begin DATA PROVIDED

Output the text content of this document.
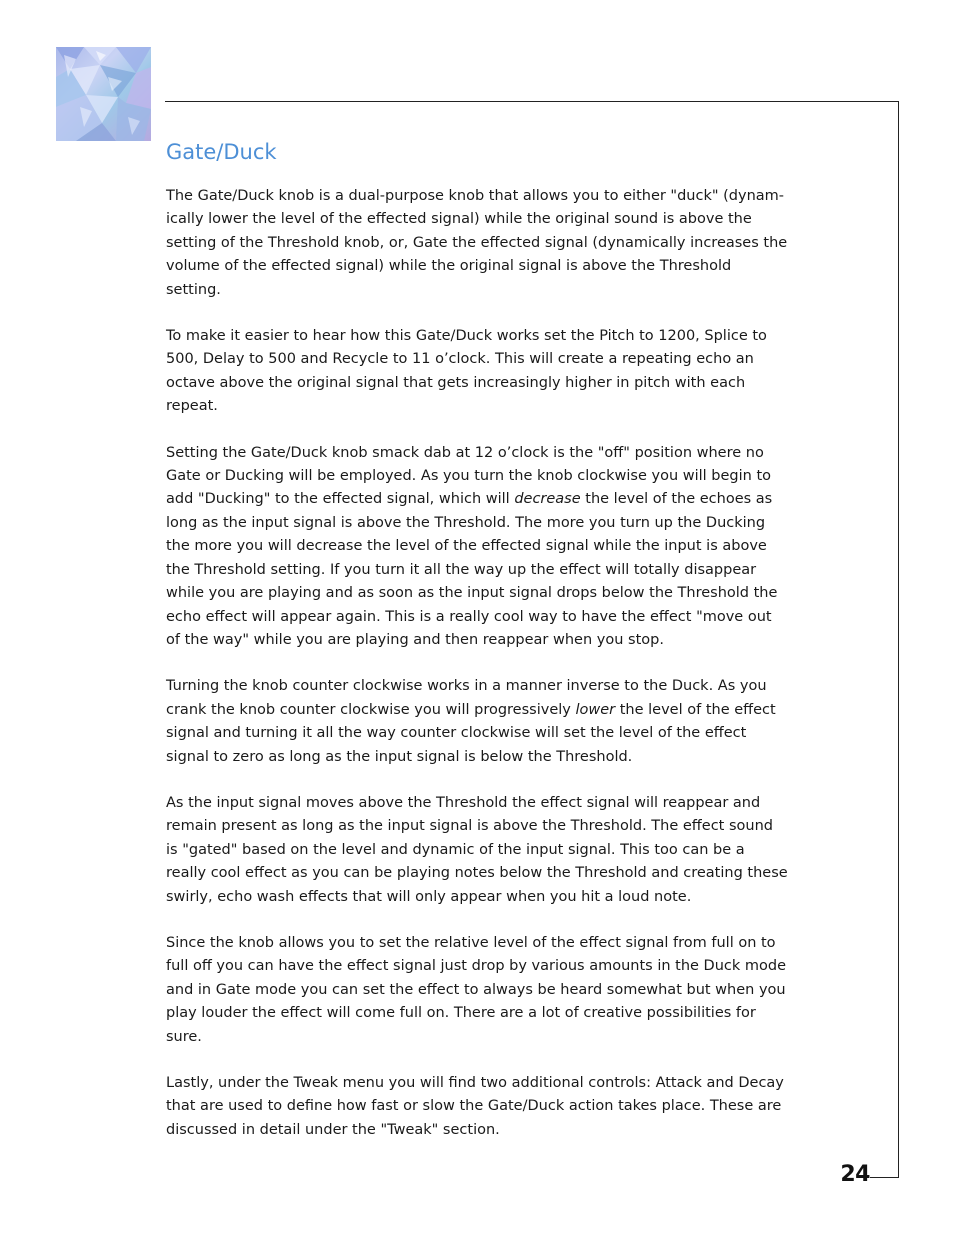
Gate/Duck

The Gate/Duck knob is a dual-purpose knob that allows you to either "duck" (dynam-ically lower the level of the effected signal) while the original sound is above the setting of the Threshold knob, or, Gate the effected signal (dynamically increases the volume of the effected signal) while the original signal is above the Threshold setting.

To make it easier to hear how this Gate/Duck works set the Pitch to 1200, Splice to 500, Delay to 500 and Recycle to 11 o’clock. This will create a repeating echo an octave above the original signal that gets increasingly higher in pitch with each repeat.

Setting the Gate/Duck knob smack dab at 12 o’clock is the "off" position where no Gate or Ducking will be employed. As you turn the knob clockwise you will begin to add "Ducking" to the effected signal, which will decrease the level of the echoes as long as the input signal is above the Threshold. The more you turn up the Ducking the more you will decrease the level of the effected signal while the input is above the Threshold setting. If you turn it all the way up the effect will totally disappear while you are playing and as soon as the input signal drops below the Threshold the echo effect will appear again. This is a really cool way to have the effect "move out of the way" while you are playing and then reappear when you stop.

Turning the knob counter clockwise works in a manner inverse to the Duck. As you crank the knob counter clockwise you will progressively lower the level of the effect signal and turning it all the way counter clockwise will set the level of the effect signal to zero as long as the input signal is below the Threshold.

As the input signal moves above the Threshold the effect signal will reappear and remain present as long as the input signal is above the Threshold. The effect sound is "gated" based on the level and dynamic of the input signal. This too can be a really cool effect as you can be playing notes below the Threshold and creating these swirly, echo wash effects that will only appear when you hit a loud note.

Since the knob allows you to set the relative level of the effect signal from full on to full off you can have the effect signal just drop by various amounts in the Duck mode and in Gate mode you can set the effect to always be heard somewhat but when you play louder the effect will come full on. There are a lot of creative possibilities for sure.

Lastly, under the Tweak menu you will find two additional controls: Attack and Decay that are used to define how fast or slow the Gate/Duck action takes place. These are discussed in detail under the "Tweak" section.

24
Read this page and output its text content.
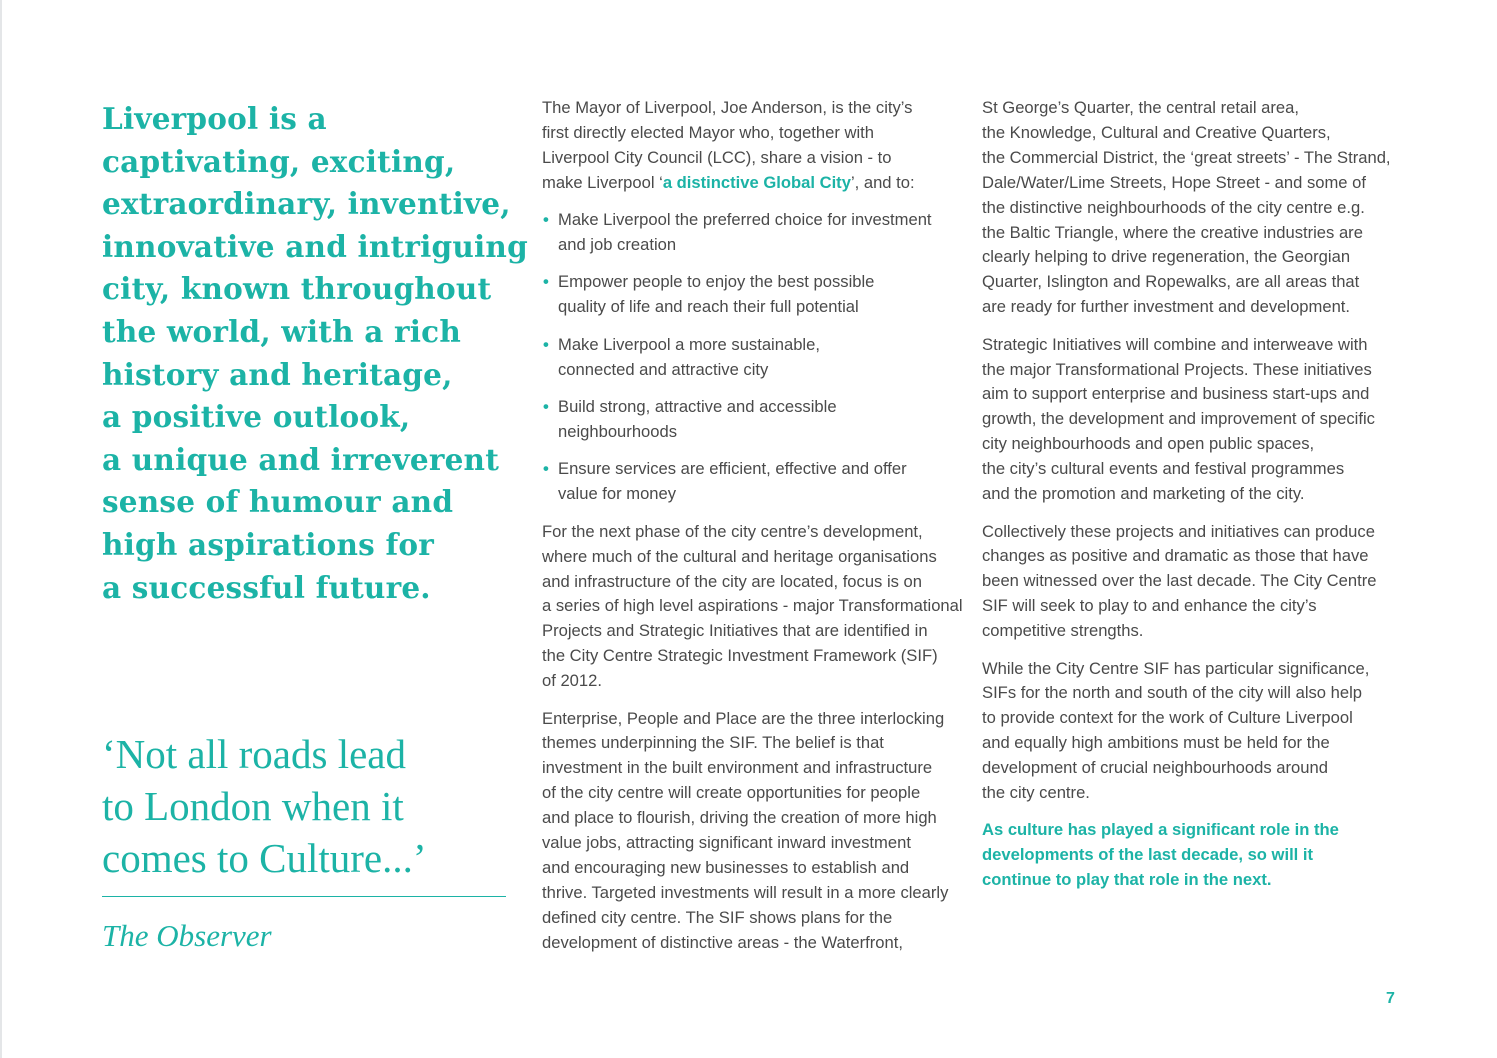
Liverpool is a
captivating, exciting,
extraordinary, inventive,
innovative and intriguing
city, known throughout
the world, with a rich
history and heritage,
a positive outlook,
a unique and irreverent
sense of humour and
high aspirations for
a successful future.
‘Not all roads lead
to London when it
comes to Culture...’

The Observer

The Mayor of Liverpool, Joe Anderson, is the city’s
first directly elected Mayor who, together with
Liverpool City Council (LCC), share a vision - to
make Liverpool ‘a distinctive Global City’, and to:

• Make Liverpool the preferred choice for investment
and job creation
• Empower people to enjoy the best possible
quality of life and reach their full potential
• Make Liverpool a more sustainable,
connected and attractive city
• Build strong, attractive and accessible
neighbourhoods
• Ensure services are efficient, effective and offer
value for money

For the next phase of the city centre’s development,
where much of the cultural and heritage organisations
and infrastructure of the city are located, focus is on
a series of high level aspirations - major Transformational
Projects and Strategic Initiatives that are identified in
the City Centre Strategic Investment Framework (SIF)
of 2012.

Enterprise, People and Place are the three interlocking
themes underpinning the SIF. The belief is that
investment in the built environment and infrastructure
of the city centre will create opportunities for people
and place to flourish, driving the creation of more high
value jobs, attracting significant inward investment
and encouraging new businesses to establish and
thrive. Targeted investments will result in a more clearly
defined city centre. The SIF shows plans for the
development of distinctive areas - the Waterfront,

St George’s Quarter, the central retail area,
the Knowledge, Cultural and Creative Quarters,
the Commercial District, the ‘great streets’ - The Strand,
Dale/Water/Lime Streets, Hope Street - and some of
the distinctive neighbourhoods of the city centre e.g.
the Baltic Triangle, where the creative industries are
clearly helping to drive regeneration, the Georgian
Quarter, Islington and Ropewalks, are all areas that
are ready for further investment and development.

Strategic Initiatives will combine and interweave with
the major Transformational Projects. These initiatives
aim to support enterprise and business start-ups and
growth, the development and improvement of specific
city neighbourhoods and open public spaces,
the city’s cultural events and festival programmes
and the promotion and marketing of the city.

Collectively these projects and initiatives can produce
changes as positive and dramatic as those that have
been witnessed over the last decade. The City Centre
SIF will seek to play to and enhance the city’s
competitive strengths.

While the City Centre SIF has particular significance,
SIFs for the north and south of the city will also help
to provide context for the work of Culture Liverpool
and equally high ambitions must be held for the
development of crucial neighbourhoods around
the city centre.

As culture has played a significant role in the
developments of the last decade, so will it
continue to play that role in the next.

7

end DATA PROVIDED

> **BRIEF**:
Report all lines of the data above that include the string "major".

> **FINISHED EXERCISE**:
a series of high level aspirations - major Transformational
the major Transformational Projects. These initiatives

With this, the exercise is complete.